## Aim of the task
Copy the following material line for line without changing anything, and leave the pictures out.
──────── Records provided ────────
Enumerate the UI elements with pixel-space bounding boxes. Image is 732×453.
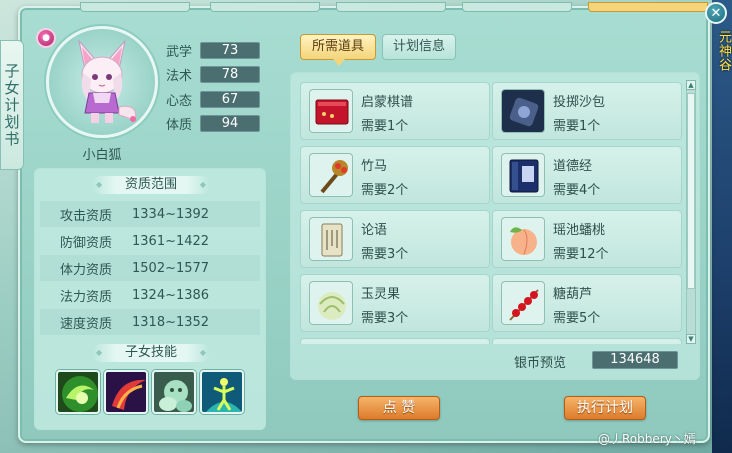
item-name: 论语 bbox=[361, 223, 388, 238]
stat-row-tizhi: 体质 94 bbox=[166, 114, 260, 133]
item-name: 瑶池蟠桃 bbox=[553, 223, 606, 238]
red-crescent-skill-icon[interactable] bbox=[104, 370, 148, 414]
execute-plan-button[interactable]: 执行计划 bbox=[564, 396, 646, 420]
aptitude-title: 资质范围 bbox=[92, 176, 210, 194]
background-side-strip: 元神谷 bbox=[712, 0, 732, 453]
like-button[interactable]: 点 赞 bbox=[358, 396, 440, 420]
stat-label: 法术 bbox=[166, 68, 193, 84]
aptitude-value: 1502~1577 bbox=[132, 260, 210, 276]
coin-preview-label: 银币预览 bbox=[514, 356, 567, 371]
child-portrait bbox=[46, 26, 158, 138]
item-card[interactable]: 糖葫芦 需要5个 bbox=[492, 274, 682, 332]
close-button[interactable]: ✕ bbox=[705, 2, 727, 24]
item-card[interactable]: 玉灵果 需要3个 bbox=[300, 274, 490, 332]
item-name: 启蒙棋谱 bbox=[361, 95, 414, 110]
item-count: 需要4个 bbox=[553, 183, 601, 198]
item-count: 需要3个 bbox=[361, 311, 409, 326]
tab-plan-info[interactable]: 计划信息 bbox=[382, 34, 456, 60]
item-count: 需要2个 bbox=[361, 183, 409, 198]
item-card[interactable]: 瑶池蟠桃 需要12个 bbox=[492, 210, 682, 268]
item-name: 糖葫芦 bbox=[553, 287, 593, 302]
aptitude-row: 体力资质 1502~1577 bbox=[40, 255, 260, 281]
scroll-down-arrow-icon[interactable]: ▼ bbox=[686, 334, 696, 344]
background-text: 元神谷 bbox=[716, 30, 731, 72]
tab-label: 所需道具 bbox=[311, 39, 364, 54]
aptitude-value: 1334~1392 bbox=[132, 206, 210, 222]
jade-fruit-icon bbox=[309, 281, 353, 325]
aptitude-label: 防御资质 bbox=[59, 235, 112, 251]
item-card[interactable]: 道德经 需要4个 bbox=[492, 146, 682, 204]
close-icon: ✕ bbox=[710, 5, 722, 21]
stat-row-wuxue: 武学 73 bbox=[166, 41, 260, 60]
aptitude-label: 速度资质 bbox=[59, 316, 112, 332]
item-card[interactable]: 竹马 需要2个 bbox=[300, 146, 490, 204]
stat-value: 73 bbox=[200, 41, 260, 59]
aptitude-label: 攻击资质 bbox=[59, 208, 112, 224]
sandbag-icon bbox=[501, 89, 545, 133]
red-book-icon bbox=[309, 89, 353, 133]
item-name: 道德经 bbox=[553, 159, 593, 174]
item-card[interactable]: 投掷沙包 需要1个 bbox=[492, 82, 682, 140]
skills-title: 子女技能 bbox=[92, 344, 210, 362]
watermark: @丿Robbery丶嫣 bbox=[598, 432, 696, 446]
blue-book-icon bbox=[501, 153, 545, 197]
scroll-book-icon bbox=[309, 217, 353, 261]
aptitude-value: 1318~1352 bbox=[132, 314, 210, 330]
bamboo-horse-icon bbox=[309, 153, 353, 197]
aptitude-row: 法力资质 1324~1386 bbox=[40, 282, 260, 308]
figure-energy-skill-icon[interactable] bbox=[200, 370, 244, 414]
item-card[interactable]: 启蒙棋谱 需要1个 bbox=[300, 82, 490, 140]
stat-label: 心态 bbox=[166, 93, 193, 109]
aptitude-row: 攻击资质 1334~1392 bbox=[40, 201, 260, 227]
stat-value: 78 bbox=[200, 65, 260, 83]
aptitude-label: 体力资质 bbox=[59, 262, 112, 278]
side-tab-child-plan[interactable]: 子女计划书 bbox=[0, 40, 24, 170]
tab-label: 计划信息 bbox=[392, 39, 445, 54]
white-fox-child-icon bbox=[78, 39, 137, 123]
side-tab-title: 子女计划书 bbox=[2, 62, 21, 148]
item-count: 需要1个 bbox=[553, 119, 601, 134]
item-name: 玉灵果 bbox=[361, 287, 401, 302]
green-swirl-skill-icon[interactable] bbox=[56, 370, 100, 414]
aptitude-value: 1324~1386 bbox=[132, 287, 210, 303]
item-count: 需要12个 bbox=[553, 247, 609, 262]
items-list[interactable]: 启蒙棋谱 需要1个 投掷沙包 需要1个 竹马 需要2个 道德经 需要4个 论语 … bbox=[298, 80, 684, 344]
items-scrollbar[interactable]: ▲ ▼ bbox=[686, 80, 696, 344]
aptitude-row: 速度资质 1318~1352 bbox=[40, 309, 260, 335]
aptitude-row: 防御资质 1361~1422 bbox=[40, 228, 260, 254]
item-card-partial[interactable] bbox=[300, 338, 490, 344]
stat-label: 体质 bbox=[166, 117, 193, 133]
scroll-up-arrow-icon[interactable]: ▲ bbox=[686, 80, 696, 90]
lock-badge-icon[interactable]: ● bbox=[36, 28, 56, 48]
ghost-spirit-skill-icon[interactable] bbox=[152, 370, 196, 414]
peach-icon bbox=[501, 217, 545, 261]
stat-row-xintai: 心态 67 bbox=[166, 90, 260, 109]
item-count: 需要1个 bbox=[361, 119, 409, 134]
child-name: 小白狐 bbox=[82, 148, 122, 163]
item-name: 投掷沙包 bbox=[553, 95, 606, 110]
item-card-partial[interactable] bbox=[492, 338, 682, 344]
item-count: 需要3个 bbox=[361, 247, 409, 262]
item-card[interactable]: 论语 需要3个 bbox=[300, 210, 490, 268]
candied-haws-icon bbox=[501, 281, 545, 325]
stat-row-fashu: 法术 78 bbox=[166, 65, 260, 84]
top-tab-rail bbox=[80, 2, 720, 12]
stat-value: 67 bbox=[200, 90, 260, 108]
scroll-thumb[interactable] bbox=[687, 93, 695, 289]
stat-label: 武学 bbox=[166, 44, 193, 60]
stat-value: 94 bbox=[200, 114, 260, 132]
aptitude-label: 法力资质 bbox=[59, 289, 112, 305]
coin-preview-value: 134648 bbox=[592, 351, 678, 369]
tab-required-items[interactable]: 所需道具 bbox=[300, 34, 376, 66]
item-count: 需要5个 bbox=[553, 311, 601, 326]
item-name: 竹马 bbox=[361, 159, 388, 174]
aptitude-value: 1361~1422 bbox=[132, 233, 210, 249]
────────
## Expected answer
Enumerate the UI elements with pixel-space bounding boxes. Image is 732×453.
item-name: 论语 bbox=[361, 223, 388, 238]
stat-row-tizhi: 体质 94 bbox=[166, 114, 260, 133]
item-name: 瑶池蟠桃 bbox=[553, 223, 606, 238]
red-crescent-skill-icon[interactable] bbox=[104, 370, 148, 414]
execute-plan-button[interactable]: 执行计划 bbox=[564, 396, 646, 420]
aptitude-title: 资质范围 bbox=[92, 176, 210, 194]
background-side-strip: 元神谷 bbox=[712, 0, 732, 453]
like-button[interactable]: 点 赞 bbox=[358, 396, 440, 420]
stat-label: 法术 bbox=[166, 68, 193, 84]
aptitude-value: 1502~1577 bbox=[132, 260, 210, 276]
coin-preview-label: 银币预览 bbox=[514, 356, 567, 371]
child-portrait bbox=[46, 26, 158, 138]
item-card[interactable]: 糖葫芦 需要5个 bbox=[492, 274, 682, 332]
close-button[interactable]: ✕ bbox=[705, 2, 727, 24]
item-card[interactable]: 玉灵果 需要3个 bbox=[300, 274, 490, 332]
item-name: 启蒙棋谱 bbox=[361, 95, 414, 110]
item-count: 需要4个 bbox=[553, 183, 601, 198]
item-count: 需要3个 bbox=[361, 311, 409, 326]
tab-plan-info[interactable]: 计划信息 bbox=[382, 34, 456, 60]
item-count: 需要2个 bbox=[361, 183, 409, 198]
item-card[interactable]: 瑶池蟠桃 需要12个 bbox=[492, 210, 682, 268]
item-name: 糖葫芦 bbox=[553, 287, 593, 302]
aptitude-row: 体力资质 1502~1577 bbox=[40, 255, 260, 281]
scroll-down-arrow-icon[interactable]: ▼ bbox=[686, 334, 696, 344]
background-text: 元神谷 bbox=[716, 30, 731, 72]
tab-label: 所需道具 bbox=[311, 39, 364, 54]
aptitude-value: 1334~1392 bbox=[132, 206, 210, 222]
jade-fruit-icon bbox=[309, 281, 353, 325]
aptitude-label: 防御资质 bbox=[59, 235, 112, 251]
item-card[interactable]: 道德经 需要4个 bbox=[492, 146, 682, 204]
close-icon: ✕ bbox=[710, 5, 722, 21]
stat-row-wuxue: 武学 73 bbox=[166, 41, 260, 60]
aptitude-label: 速度资质 bbox=[59, 316, 112, 332]
item-card[interactable]: 竹马 需要2个 bbox=[300, 146, 490, 204]
stat-value: 73 bbox=[200, 41, 260, 59]
aptitude-label: 攻击资质 bbox=[59, 208, 112, 224]
sandbag-icon bbox=[501, 89, 545, 133]
red-book-icon bbox=[309, 89, 353, 133]
item-name: 道德经 bbox=[553, 159, 593, 174]
item-card[interactable]: 投掷沙包 需要1个 bbox=[492, 82, 682, 140]
skills-title: 子女技能 bbox=[92, 344, 210, 362]
watermark: @丿Robbery丶嫣 bbox=[598, 432, 696, 446]
blue-book-icon bbox=[501, 153, 545, 197]
scroll-book-icon bbox=[309, 217, 353, 261]
aptitude-value: 1318~1352 bbox=[132, 314, 210, 330]
bamboo-horse-icon bbox=[309, 153, 353, 197]
aptitude-row: 法力资质 1324~1386 bbox=[40, 282, 260, 308]
figure-energy-skill-icon[interactable] bbox=[200, 370, 244, 414]
item-card[interactable]: 启蒙棋谱 需要1个 bbox=[300, 82, 490, 140]
stat-label: 心态 bbox=[166, 93, 193, 109]
aptitude-row: 攻击资质 1334~1392 bbox=[40, 201, 260, 227]
stat-value: 78 bbox=[200, 65, 260, 83]
aptitude-label: 体力资质 bbox=[59, 262, 112, 278]
side-tab-child-plan[interactable]: 子女计划书 bbox=[0, 40, 24, 170]
tab-label: 计划信息 bbox=[392, 39, 445, 54]
white-fox-child-icon bbox=[78, 39, 137, 123]
side-tab-title: 子女计划书 bbox=[2, 62, 21, 148]
item-count: 需要1个 bbox=[553, 119, 601, 134]
item-name: 玉灵果 bbox=[361, 287, 401, 302]
green-swirl-skill-icon[interactable] bbox=[56, 370, 100, 414]
aptitude-value: 1324~1386 bbox=[132, 287, 210, 303]
item-count: 需要12个 bbox=[553, 247, 609, 262]
items-list[interactable]: 启蒙棋谱 需要1个 投掷沙包 需要1个 竹马 需要2个 道德经 需要4个 论语 … bbox=[298, 80, 684, 344]
items-scrollbar[interactable]: ▲ ▼ bbox=[686, 80, 696, 344]
aptitude-row: 速度资质 1318~1352 bbox=[40, 309, 260, 335]
aptitude-row: 防御资质 1361~1422 bbox=[40, 228, 260, 254]
item-card-partial[interactable] bbox=[300, 338, 490, 344]
stat-label: 体质 bbox=[166, 117, 193, 133]
scroll-up-arrow-icon[interactable]: ▲ bbox=[686, 80, 696, 90]
lock-badge-icon[interactable]: ● bbox=[36, 28, 56, 48]
ghost-spirit-skill-icon[interactable] bbox=[152, 370, 196, 414]
peach-icon bbox=[501, 217, 545, 261]
stat-row-xintai: 心态 67 bbox=[166, 90, 260, 109]
item-count: 需要1个 bbox=[361, 119, 409, 134]
child-name: 小白狐 bbox=[82, 148, 122, 163]
item-name: 投掷沙包 bbox=[553, 95, 606, 110]
item-card-partial[interactable] bbox=[492, 338, 682, 344]
item-count: 需要3个 bbox=[361, 247, 409, 262]
item-card[interactable]: 论语 需要3个 bbox=[300, 210, 490, 268]
candied-haws-icon bbox=[501, 281, 545, 325]
stat-row-fashu: 法术 78 bbox=[166, 65, 260, 84]
top-tab-rail bbox=[80, 2, 720, 12]
stat-value: 67 bbox=[200, 90, 260, 108]
scroll-thumb[interactable] bbox=[687, 93, 695, 289]
stat-label: 武学 bbox=[166, 44, 193, 60]
stat-value: 94 bbox=[200, 114, 260, 132]
aptitude-label: 法力资质 bbox=[59, 289, 112, 305]
coin-preview-value: 134648 bbox=[592, 351, 678, 369]
tab-required-items[interactable]: 所需道具 bbox=[300, 34, 376, 66]
item-count: 需要5个 bbox=[553, 311, 601, 326]
item-name: 竹马 bbox=[361, 159, 388, 174]
aptitude-value: 1361~1422 bbox=[132, 233, 210, 249]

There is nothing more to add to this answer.